Task objective:
All entries should be output exactly as they stand.
----- Data for this task -----
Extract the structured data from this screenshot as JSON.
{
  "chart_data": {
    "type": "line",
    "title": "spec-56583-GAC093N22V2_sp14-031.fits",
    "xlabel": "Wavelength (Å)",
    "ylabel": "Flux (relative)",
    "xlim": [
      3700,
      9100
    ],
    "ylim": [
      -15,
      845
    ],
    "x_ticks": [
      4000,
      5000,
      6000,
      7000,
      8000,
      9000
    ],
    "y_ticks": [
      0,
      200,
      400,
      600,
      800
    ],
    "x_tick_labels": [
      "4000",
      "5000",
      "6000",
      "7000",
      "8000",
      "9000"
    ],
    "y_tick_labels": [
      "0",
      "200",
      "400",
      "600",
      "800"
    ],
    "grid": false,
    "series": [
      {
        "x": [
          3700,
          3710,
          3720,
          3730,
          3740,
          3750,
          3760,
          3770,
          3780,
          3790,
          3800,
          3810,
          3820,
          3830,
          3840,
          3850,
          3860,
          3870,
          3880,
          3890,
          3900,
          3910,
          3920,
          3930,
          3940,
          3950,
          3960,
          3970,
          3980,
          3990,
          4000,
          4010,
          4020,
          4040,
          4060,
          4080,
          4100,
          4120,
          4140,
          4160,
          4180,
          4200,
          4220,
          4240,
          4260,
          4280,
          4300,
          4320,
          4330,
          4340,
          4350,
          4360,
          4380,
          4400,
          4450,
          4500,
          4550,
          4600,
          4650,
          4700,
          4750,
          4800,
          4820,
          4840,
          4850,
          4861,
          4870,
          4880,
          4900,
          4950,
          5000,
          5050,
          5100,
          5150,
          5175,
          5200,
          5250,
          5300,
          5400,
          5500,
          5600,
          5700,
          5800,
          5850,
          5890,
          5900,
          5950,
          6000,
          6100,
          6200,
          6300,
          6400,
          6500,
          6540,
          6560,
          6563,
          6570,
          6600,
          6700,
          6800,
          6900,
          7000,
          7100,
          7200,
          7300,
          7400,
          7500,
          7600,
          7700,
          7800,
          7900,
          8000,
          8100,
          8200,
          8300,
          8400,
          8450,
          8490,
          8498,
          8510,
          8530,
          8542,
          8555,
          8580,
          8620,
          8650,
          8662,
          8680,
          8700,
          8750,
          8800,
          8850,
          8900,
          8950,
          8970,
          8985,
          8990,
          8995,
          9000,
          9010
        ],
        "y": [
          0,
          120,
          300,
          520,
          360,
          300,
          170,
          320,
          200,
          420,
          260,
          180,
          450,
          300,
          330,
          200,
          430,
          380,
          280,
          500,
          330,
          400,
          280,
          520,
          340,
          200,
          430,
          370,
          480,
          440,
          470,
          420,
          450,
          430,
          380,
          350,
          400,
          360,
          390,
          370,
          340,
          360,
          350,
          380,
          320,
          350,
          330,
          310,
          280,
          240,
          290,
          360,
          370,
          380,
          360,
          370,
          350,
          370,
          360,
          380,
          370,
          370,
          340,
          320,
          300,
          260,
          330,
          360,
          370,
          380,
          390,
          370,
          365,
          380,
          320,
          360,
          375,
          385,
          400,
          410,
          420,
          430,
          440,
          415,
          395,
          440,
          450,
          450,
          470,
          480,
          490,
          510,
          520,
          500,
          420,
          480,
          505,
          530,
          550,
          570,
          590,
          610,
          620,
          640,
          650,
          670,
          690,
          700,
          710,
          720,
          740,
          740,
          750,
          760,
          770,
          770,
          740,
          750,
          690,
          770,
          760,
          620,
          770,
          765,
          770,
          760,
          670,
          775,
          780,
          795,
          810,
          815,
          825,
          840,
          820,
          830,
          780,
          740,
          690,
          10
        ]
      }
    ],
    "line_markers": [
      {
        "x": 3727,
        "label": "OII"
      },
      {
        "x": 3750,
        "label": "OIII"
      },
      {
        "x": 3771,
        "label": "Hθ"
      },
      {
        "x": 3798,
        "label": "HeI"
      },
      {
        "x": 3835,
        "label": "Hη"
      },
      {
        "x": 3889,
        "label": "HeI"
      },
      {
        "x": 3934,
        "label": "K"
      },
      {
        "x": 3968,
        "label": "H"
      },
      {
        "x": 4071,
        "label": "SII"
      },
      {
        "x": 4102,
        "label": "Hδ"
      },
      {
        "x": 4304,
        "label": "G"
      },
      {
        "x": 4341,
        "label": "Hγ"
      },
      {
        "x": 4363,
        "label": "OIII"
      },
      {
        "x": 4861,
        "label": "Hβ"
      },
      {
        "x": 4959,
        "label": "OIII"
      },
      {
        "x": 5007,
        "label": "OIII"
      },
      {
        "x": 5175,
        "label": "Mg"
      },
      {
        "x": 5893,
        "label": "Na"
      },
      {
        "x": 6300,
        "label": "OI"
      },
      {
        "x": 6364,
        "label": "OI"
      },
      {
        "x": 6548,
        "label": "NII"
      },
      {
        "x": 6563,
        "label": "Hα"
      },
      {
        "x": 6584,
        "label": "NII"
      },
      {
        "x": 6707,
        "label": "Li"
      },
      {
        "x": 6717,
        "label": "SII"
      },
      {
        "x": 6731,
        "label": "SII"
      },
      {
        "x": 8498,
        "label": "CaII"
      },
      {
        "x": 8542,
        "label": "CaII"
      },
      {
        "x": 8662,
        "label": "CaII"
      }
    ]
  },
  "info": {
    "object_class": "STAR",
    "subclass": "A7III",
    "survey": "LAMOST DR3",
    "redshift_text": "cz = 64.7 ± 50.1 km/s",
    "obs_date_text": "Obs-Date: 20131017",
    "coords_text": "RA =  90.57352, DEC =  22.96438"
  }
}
-----
Solution for this task:
Extract the structured data from this screenshot as JSON.
{
  "chart_data": {
    "type": "line",
    "title": "spec-56583-GAC093N22V2_sp14-031.fits",
    "xlabel": "Wavelength (Å)",
    "ylabel": "Flux (relative)",
    "xlim": [
      3700,
      9100
    ],
    "ylim": [
      -15,
      845
    ],
    "x_ticks": [
      4000,
      5000,
      6000,
      7000,
      8000,
      9000
    ],
    "y_ticks": [
      0,
      200,
      400,
      600,
      800
    ],
    "x_tick_labels": [
      "4000",
      "5000",
      "6000",
      "7000",
      "8000",
      "9000"
    ],
    "y_tick_labels": [
      "0",
      "200",
      "400",
      "600",
      "800"
    ],
    "grid": false,
    "series": [
      {
        "x": [
          3700,
          3710,
          3720,
          3730,
          3740,
          3750,
          3760,
          3770,
          3780,
          3790,
          3800,
          3810,
          3820,
          3830,
          3840,
          3850,
          3860,
          3870,
          3880,
          3890,
          3900,
          3910,
          3920,
          3930,
          3940,
          3950,
          3960,
          3970,
          3980,
          3990,
          4000,
          4010,
          4020,
          4040,
          4060,
          4080,
          4100,
          4120,
          4140,
          4160,
          4180,
          4200,
          4220,
          4240,
          4260,
          4280,
          4300,
          4320,
          4330,
          4340,
          4350,
          4360,
          4380,
          4400,
          4450,
          4500,
          4550,
          4600,
          4650,
          4700,
          4750,
          4800,
          4820,
          4840,
          4850,
          4861,
          4870,
          4880,
          4900,
          4950,
          5000,
          5050,
          5100,
          5150,
          5175,
          5200,
          5250,
          5300,
          5400,
          5500,
          5600,
          5700,
          5800,
          5850,
          5890,
          5900,
          5950,
          6000,
          6100,
          6200,
          6300,
          6400,
          6500,
          6540,
          6560,
          6563,
          6570,
          6600,
          6700,
          6800,
          6900,
          7000,
          7100,
          7200,
          7300,
          7400,
          7500,
          7600,
          7700,
          7800,
          7900,
          8000,
          8100,
          8200,
          8300,
          8400,
          8450,
          8490,
          8498,
          8510,
          8530,
          8542,
          8555,
          8580,
          8620,
          8650,
          8662,
          8680,
          8700,
          8750,
          8800,
          8850,
          8900,
          8950,
          8970,
          8985,
          8990,
          8995,
          9000,
          9010
        ],
        "y": [
          0,
          120,
          300,
          520,
          360,
          300,
          170,
          320,
          200,
          420,
          260,
          180,
          450,
          300,
          330,
          200,
          430,
          380,
          280,
          500,
          330,
          400,
          280,
          520,
          340,
          200,
          430,
          370,
          480,
          440,
          470,
          420,
          450,
          430,
          380,
          350,
          400,
          360,
          390,
          370,
          340,
          360,
          350,
          380,
          320,
          350,
          330,
          310,
          280,
          240,
          290,
          360,
          370,
          380,
          360,
          370,
          350,
          370,
          360,
          380,
          370,
          370,
          340,
          320,
          300,
          260,
          330,
          360,
          370,
          380,
          390,
          370,
          365,
          380,
          320,
          360,
          375,
          385,
          400,
          410,
          420,
          430,
          440,
          415,
          395,
          440,
          450,
          450,
          470,
          480,
          490,
          510,
          520,
          500,
          420,
          480,
          505,
          530,
          550,
          570,
          590,
          610,
          620,
          640,
          650,
          670,
          690,
          700,
          710,
          720,
          740,
          740,
          750,
          760,
          770,
          770,
          740,
          750,
          690,
          770,
          760,
          620,
          770,
          765,
          770,
          760,
          670,
          775,
          780,
          795,
          810,
          815,
          825,
          840,
          820,
          830,
          780,
          740,
          690,
          10
        ]
      }
    ],
    "line_markers": [
      {
        "x": 3727,
        "label": "OII"
      },
      {
        "x": 3750,
        "label": "OIII"
      },
      {
        "x": 3771,
        "label": "Hθ"
      },
      {
        "x": 3798,
        "label": "HeI"
      },
      {
        "x": 3835,
        "label": "Hη"
      },
      {
        "x": 3889,
        "label": "HeI"
      },
      {
        "x": 3934,
        "label": "K"
      },
      {
        "x": 3968,
        "label": "H"
      },
      {
        "x": 4071,
        "label": "SII"
      },
      {
        "x": 4102,
        "label": "Hδ"
      },
      {
        "x": 4304,
        "label": "G"
      },
      {
        "x": 4341,
        "label": "Hγ"
      },
      {
        "x": 4363,
        "label": "OIII"
      },
      {
        "x": 4861,
        "label": "Hβ"
      },
      {
        "x": 4959,
        "label": "OIII"
      },
      {
        "x": 5007,
        "label": "OIII"
      },
      {
        "x": 5175,
        "label": "Mg"
      },
      {
        "x": 5893,
        "label": "Na"
      },
      {
        "x": 6300,
        "label": "OI"
      },
      {
        "x": 6364,
        "label": "OI"
      },
      {
        "x": 6548,
        "label": "NII"
      },
      {
        "x": 6563,
        "label": "Hα"
      },
      {
        "x": 6584,
        "label": "NII"
      },
      {
        "x": 6707,
        "label": "Li"
      },
      {
        "x": 6717,
        "label": "SII"
      },
      {
        "x": 6731,
        "label": "SII"
      },
      {
        "x": 8498,
        "label": "CaII"
      },
      {
        "x": 8542,
        "label": "CaII"
      },
      {
        "x": 8662,
        "label": "CaII"
      }
    ]
  },
  "info": {
    "object_class": "STAR",
    "subclass": "A7III",
    "survey": "LAMOST DR3",
    "redshift_text": "cz = 64.7 ± 50.1 km/s",
    "obs_date_text": "Obs-Date: 20131017",
    "coords_text": "RA =  90.57352, DEC =  22.96438"
  }
}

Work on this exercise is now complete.